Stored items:
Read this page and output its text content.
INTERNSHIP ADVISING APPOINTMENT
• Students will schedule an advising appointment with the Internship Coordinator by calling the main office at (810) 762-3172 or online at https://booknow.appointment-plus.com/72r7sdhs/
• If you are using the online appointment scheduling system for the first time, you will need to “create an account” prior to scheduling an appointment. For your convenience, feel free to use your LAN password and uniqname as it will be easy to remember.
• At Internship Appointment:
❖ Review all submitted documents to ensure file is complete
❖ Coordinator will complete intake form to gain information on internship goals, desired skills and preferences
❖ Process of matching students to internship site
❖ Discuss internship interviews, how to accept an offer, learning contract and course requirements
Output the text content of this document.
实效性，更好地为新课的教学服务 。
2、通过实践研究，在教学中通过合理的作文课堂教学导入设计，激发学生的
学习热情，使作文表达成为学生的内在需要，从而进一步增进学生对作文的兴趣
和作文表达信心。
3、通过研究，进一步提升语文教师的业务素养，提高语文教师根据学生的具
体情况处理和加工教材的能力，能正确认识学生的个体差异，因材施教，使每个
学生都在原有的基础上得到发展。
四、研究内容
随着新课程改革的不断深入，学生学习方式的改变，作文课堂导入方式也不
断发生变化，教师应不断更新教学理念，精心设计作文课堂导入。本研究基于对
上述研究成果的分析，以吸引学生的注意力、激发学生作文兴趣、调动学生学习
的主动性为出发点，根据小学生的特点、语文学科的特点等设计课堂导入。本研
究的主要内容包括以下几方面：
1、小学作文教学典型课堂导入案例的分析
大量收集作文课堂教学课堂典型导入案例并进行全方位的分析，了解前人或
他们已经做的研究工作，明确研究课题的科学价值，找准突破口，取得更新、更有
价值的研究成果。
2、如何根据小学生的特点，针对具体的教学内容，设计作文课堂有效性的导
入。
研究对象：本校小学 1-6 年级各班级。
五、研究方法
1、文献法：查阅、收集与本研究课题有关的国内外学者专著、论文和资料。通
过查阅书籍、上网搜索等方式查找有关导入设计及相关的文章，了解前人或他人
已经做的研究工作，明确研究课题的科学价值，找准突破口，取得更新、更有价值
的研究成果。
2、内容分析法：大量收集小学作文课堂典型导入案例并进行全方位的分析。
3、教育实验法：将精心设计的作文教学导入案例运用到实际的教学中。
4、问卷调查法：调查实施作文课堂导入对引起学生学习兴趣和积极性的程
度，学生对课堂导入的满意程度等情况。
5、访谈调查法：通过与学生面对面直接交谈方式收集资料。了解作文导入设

**Objective**
Copy every record above exactly as it appears.

**Answer to this problem**
Read this page and output its text content.
INTERNSHIP ADVISING APPOINTMENT
• Students will schedule an advising appointment with the Internship Coordinator by calling the main office at (810) 762-3172 or online at https://booknow.appointment-plus.com/72r7sdhs/
• If you are using the online appointment scheduling system for the first time, you will need to “create an account” prior to scheduling an appointment. For your convenience, feel free to use your LAN password and uniqname as it will be easy to remember.
• At Internship Appointment:
❖ Review all submitted documents to ensure file is complete
❖ Coordinator will complete intake form to gain information on internship goals, desired skills and preferences
❖ Process of matching students to internship site
❖ Discuss internship interviews, how to accept an offer, learning contract and course requirements
Output the text content of this document.
实效性，更好地为新课的教学服务 。
2、通过实践研究，在教学中通过合理的作文课堂教学导入设计，激发学生的
学习热情，使作文表达成为学生的内在需要，从而进一步增进学生对作文的兴趣
和作文表达信心。
3、通过研究，进一步提升语文教师的业务素养，提高语文教师根据学生的具
体情况处理和加工教材的能力，能正确认识学生的个体差异，因材施教，使每个
学生都在原有的基础上得到发展。
四、研究内容
随着新课程改革的不断深入，学生学习方式的改变，作文课堂导入方式也不
断发生变化，教师应不断更新教学理念，精心设计作文课堂导入。本研究基于对
上述研究成果的分析，以吸引学生的注意力、激发学生作文兴趣、调动学生学习
的主动性为出发点，根据小学生的特点、语文学科的特点等设计课堂导入。本研
究的主要内容包括以下几方面：
1、小学作文教学典型课堂导入案例的分析
大量收集作文课堂教学课堂典型导入案例并进行全方位的分析，了解前人或
他们已经做的研究工作，明确研究课题的科学价值，找准突破口，取得更新、更有
价值的研究成果。
2、如何根据小学生的特点，针对具体的教学内容，设计作文课堂有效性的导
入。
研究对象：本校小学 1-6 年级各班级。
五、研究方法
1、文献法：查阅、收集与本研究课题有关的国内外学者专著、论文和资料。通
过查阅书籍、上网搜索等方式查找有关导入设计及相关的文章，了解前人或他人
已经做的研究工作，明确研究课题的科学价值，找准突破口，取得更新、更有价值
的研究成果。
2、内容分析法：大量收集小学作文课堂典型导入案例并进行全方位的分析。
3、教育实验法：将精心设计的作文教学导入案例运用到实际的教学中。
4、问卷调查法：调查实施作文课堂导入对引起学生学习兴趣和积极性的程
度，学生对课堂导入的满意程度等情况。
5、访谈调查法：通过与学生面对面直接交谈方式收集资料。了解作文导入设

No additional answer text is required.